Items from a dataset
== == ==

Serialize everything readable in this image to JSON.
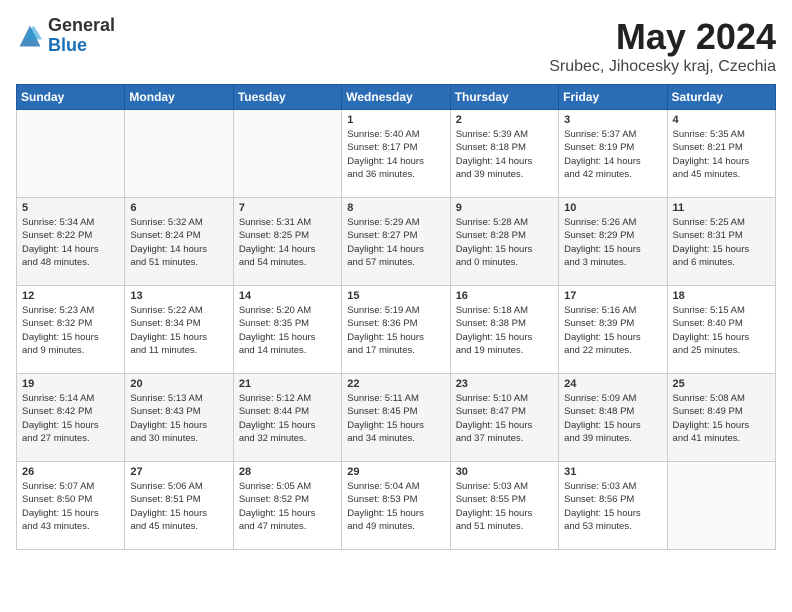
{
  "logo": {
    "general": "General",
    "blue": "Blue"
  },
  "title": "May 2024",
  "location": "Srubec, Jihocesky kraj, Czechia",
  "days_header": [
    "Sunday",
    "Monday",
    "Tuesday",
    "Wednesday",
    "Thursday",
    "Friday",
    "Saturday"
  ],
  "weeks": [
    [
      {
        "day": "",
        "info": ""
      },
      {
        "day": "",
        "info": ""
      },
      {
        "day": "",
        "info": ""
      },
      {
        "day": "1",
        "info": "Sunrise: 5:40 AM\nSunset: 8:17 PM\nDaylight: 14 hours\nand 36 minutes."
      },
      {
        "day": "2",
        "info": "Sunrise: 5:39 AM\nSunset: 8:18 PM\nDaylight: 14 hours\nand 39 minutes."
      },
      {
        "day": "3",
        "info": "Sunrise: 5:37 AM\nSunset: 8:19 PM\nDaylight: 14 hours\nand 42 minutes."
      },
      {
        "day": "4",
        "info": "Sunrise: 5:35 AM\nSunset: 8:21 PM\nDaylight: 14 hours\nand 45 minutes."
      }
    ],
    [
      {
        "day": "5",
        "info": "Sunrise: 5:34 AM\nSunset: 8:22 PM\nDaylight: 14 hours\nand 48 minutes."
      },
      {
        "day": "6",
        "info": "Sunrise: 5:32 AM\nSunset: 8:24 PM\nDaylight: 14 hours\nand 51 minutes."
      },
      {
        "day": "7",
        "info": "Sunrise: 5:31 AM\nSunset: 8:25 PM\nDaylight: 14 hours\nand 54 minutes."
      },
      {
        "day": "8",
        "info": "Sunrise: 5:29 AM\nSunset: 8:27 PM\nDaylight: 14 hours\nand 57 minutes."
      },
      {
        "day": "9",
        "info": "Sunrise: 5:28 AM\nSunset: 8:28 PM\nDaylight: 15 hours\nand 0 minutes."
      },
      {
        "day": "10",
        "info": "Sunrise: 5:26 AM\nSunset: 8:29 PM\nDaylight: 15 hours\nand 3 minutes."
      },
      {
        "day": "11",
        "info": "Sunrise: 5:25 AM\nSunset: 8:31 PM\nDaylight: 15 hours\nand 6 minutes."
      }
    ],
    [
      {
        "day": "12",
        "info": "Sunrise: 5:23 AM\nSunset: 8:32 PM\nDaylight: 15 hours\nand 9 minutes."
      },
      {
        "day": "13",
        "info": "Sunrise: 5:22 AM\nSunset: 8:34 PM\nDaylight: 15 hours\nand 11 minutes."
      },
      {
        "day": "14",
        "info": "Sunrise: 5:20 AM\nSunset: 8:35 PM\nDaylight: 15 hours\nand 14 minutes."
      },
      {
        "day": "15",
        "info": "Sunrise: 5:19 AM\nSunset: 8:36 PM\nDaylight: 15 hours\nand 17 minutes."
      },
      {
        "day": "16",
        "info": "Sunrise: 5:18 AM\nSunset: 8:38 PM\nDaylight: 15 hours\nand 19 minutes."
      },
      {
        "day": "17",
        "info": "Sunrise: 5:16 AM\nSunset: 8:39 PM\nDaylight: 15 hours\nand 22 minutes."
      },
      {
        "day": "18",
        "info": "Sunrise: 5:15 AM\nSunset: 8:40 PM\nDaylight: 15 hours\nand 25 minutes."
      }
    ],
    [
      {
        "day": "19",
        "info": "Sunrise: 5:14 AM\nSunset: 8:42 PM\nDaylight: 15 hours\nand 27 minutes."
      },
      {
        "day": "20",
        "info": "Sunrise: 5:13 AM\nSunset: 8:43 PM\nDaylight: 15 hours\nand 30 minutes."
      },
      {
        "day": "21",
        "info": "Sunrise: 5:12 AM\nSunset: 8:44 PM\nDaylight: 15 hours\nand 32 minutes."
      },
      {
        "day": "22",
        "info": "Sunrise: 5:11 AM\nSunset: 8:45 PM\nDaylight: 15 hours\nand 34 minutes."
      },
      {
        "day": "23",
        "info": "Sunrise: 5:10 AM\nSunset: 8:47 PM\nDaylight: 15 hours\nand 37 minutes."
      },
      {
        "day": "24",
        "info": "Sunrise: 5:09 AM\nSunset: 8:48 PM\nDaylight: 15 hours\nand 39 minutes."
      },
      {
        "day": "25",
        "info": "Sunrise: 5:08 AM\nSunset: 8:49 PM\nDaylight: 15 hours\nand 41 minutes."
      }
    ],
    [
      {
        "day": "26",
        "info": "Sunrise: 5:07 AM\nSunset: 8:50 PM\nDaylight: 15 hours\nand 43 minutes."
      },
      {
        "day": "27",
        "info": "Sunrise: 5:06 AM\nSunset: 8:51 PM\nDaylight: 15 hours\nand 45 minutes."
      },
      {
        "day": "28",
        "info": "Sunrise: 5:05 AM\nSunset: 8:52 PM\nDaylight: 15 hours\nand 47 minutes."
      },
      {
        "day": "29",
        "info": "Sunrise: 5:04 AM\nSunset: 8:53 PM\nDaylight: 15 hours\nand 49 minutes."
      },
      {
        "day": "30",
        "info": "Sunrise: 5:03 AM\nSunset: 8:55 PM\nDaylight: 15 hours\nand 51 minutes."
      },
      {
        "day": "31",
        "info": "Sunrise: 5:03 AM\nSunset: 8:56 PM\nDaylight: 15 hours\nand 53 minutes."
      },
      {
        "day": "",
        "info": ""
      }
    ]
  ]
}
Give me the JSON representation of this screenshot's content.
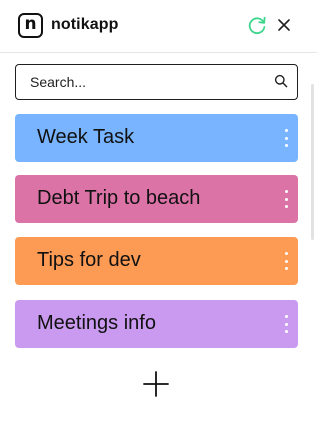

== == ==

__JOB__
Exactly as written, return every line of the listing, but not the pictures.

__CORRECT RESULT__
Serialize everything readable in this image to JSON.
{
  "logo": {
    "general": "General",
    "blue": "Blue"
  },
  "title": "May 2024",
  "location": "Srubec, Jihocesky kraj, Czechia",
  "days_header": [
    "Sunday",
    "Monday",
    "Tuesday",
    "Wednesday",
    "Thursday",
    "Friday",
    "Saturday"
  ],
  "weeks": [
    [
      {
        "day": "",
        "info": ""
      },
      {
        "day": "",
        "info": ""
      },
      {
        "day": "",
        "info": ""
      },
      {
        "day": "1",
        "info": "Sunrise: 5:40 AM\nSunset: 8:17 PM\nDaylight: 14 hours\nand 36 minutes."
      },
      {
        "day": "2",
        "info": "Sunrise: 5:39 AM\nSunset: 8:18 PM\nDaylight: 14 hours\nand 39 minutes."
      },
      {
        "day": "3",
        "info": "Sunrise: 5:37 AM\nSunset: 8:19 PM\nDaylight: 14 hours\nand 42 minutes."
      },
      {
        "day": "4",
        "info": "Sunrise: 5:35 AM\nSunset: 8:21 PM\nDaylight: 14 hours\nand 45 minutes."
      }
    ],
    [
      {
        "day": "5",
        "info": "Sunrise: 5:34 AM\nSunset: 8:22 PM\nDaylight: 14 hours\nand 48 minutes."
      },
      {
        "day": "6",
        "info": "Sunrise: 5:32 AM\nSunset: 8:24 PM\nDaylight: 14 hours\nand 51 minutes."
      },
      {
        "day": "7",
        "info": "Sunrise: 5:31 AM\nSunset: 8:25 PM\nDaylight: 14 hours\nand 54 minutes."
      },
      {
        "day": "8",
        "info": "Sunrise: 5:29 AM\nSunset: 8:27 PM\nDaylight: 14 hours\nand 57 minutes."
      },
      {
        "day": "9",
        "info": "Sunrise: 5:28 AM\nSunset: 8:28 PM\nDaylight: 15 hours\nand 0 minutes."
      },
      {
        "day": "10",
        "info": "Sunrise: 5:26 AM\nSunset: 8:29 PM\nDaylight: 15 hours\nand 3 minutes."
      },
      {
        "day": "11",
        "info": "Sunrise: 5:25 AM\nSunset: 8:31 PM\nDaylight: 15 hours\nand 6 minutes."
      }
    ],
    [
      {
        "day": "12",
        "info": "Sunrise: 5:23 AM\nSunset: 8:32 PM\nDaylight: 15 hours\nand 9 minutes."
      },
      {
        "day": "13",
        "info": "Sunrise: 5:22 AM\nSunset: 8:34 PM\nDaylight: 15 hours\nand 11 minutes."
      },
      {
        "day": "14",
        "info": "Sunrise: 5:20 AM\nSunset: 8:35 PM\nDaylight: 15 hours\nand 14 minutes."
      },
      {
        "day": "15",
        "info": "Sunrise: 5:19 AM\nSunset: 8:36 PM\nDaylight: 15 hours\nand 17 minutes."
      },
      {
        "day": "16",
        "info": "Sunrise: 5:18 AM\nSunset: 8:38 PM\nDaylight: 15 hours\nand 19 minutes."
      },
      {
        "day": "17",
        "info": "Sunrise: 5:16 AM\nSunset: 8:39 PM\nDaylight: 15 hours\nand 22 minutes."
      },
      {
        "day": "18",
        "info": "Sunrise: 5:15 AM\nSunset: 8:40 PM\nDaylight: 15 hours\nand 25 minutes."
      }
    ],
    [
      {
        "day": "19",
        "info": "Sunrise: 5:14 AM\nSunset: 8:42 PM\nDaylight: 15 hours\nand 27 minutes."
      },
      {
        "day": "20",
        "info": "Sunrise: 5:13 AM\nSunset: 8:43 PM\nDaylight: 15 hours\nand 30 minutes."
      },
      {
        "day": "21",
        "info": "Sunrise: 5:12 AM\nSunset: 8:44 PM\nDaylight: 15 hours\nand 32 minutes."
      },
      {
        "day": "22",
        "info": "Sunrise: 5:11 AM\nSunset: 8:45 PM\nDaylight: 15 hours\nand 34 minutes."
      },
      {
        "day": "23",
        "info": "Sunrise: 5:10 AM\nSunset: 8:47 PM\nDaylight: 15 hours\nand 37 minutes."
      },
      {
        "day": "24",
        "info": "Sunrise: 5:09 AM\nSunset: 8:48 PM\nDaylight: 15 hours\nand 39 minutes."
      },
      {
        "day": "25",
        "info": "Sunrise: 5:08 AM\nSunset: 8:49 PM\nDaylight: 15 hours\nand 41 minutes."
      }
    ],
    [
      {
        "day": "26",
        "info": "Sunrise: 5:07 AM\nSunset: 8:50 PM\nDaylight: 15 hours\nand 43 minutes."
      },
      {
        "day": "27",
        "info": "Sunrise: 5:06 AM\nSunset: 8:51 PM\nDaylight: 15 hours\nand 45 minutes."
      },
      {
        "day": "28",
        "info": "Sunrise: 5:05 AM\nSunset: 8:52 PM\nDaylight: 15 hours\nand 47 minutes."
      },
      {
        "day": "29",
        "info": "Sunrise: 5:04 AM\nSunset: 8:53 PM\nDaylight: 15 hours\nand 49 minutes."
      },
      {
        "day": "30",
        "info": "Sunrise: 5:03 AM\nSunset: 8:55 PM\nDaylight: 15 hours\nand 51 minutes."
      },
      {
        "day": "31",
        "info": "Sunrise: 5:03 AM\nSunset: 8:56 PM\nDaylight: 15 hours\nand 53 minutes."
      },
      {
        "day": "",
        "info": ""
      }
    ]
  ]
}
Give me the JSON representation of this screenshot's content.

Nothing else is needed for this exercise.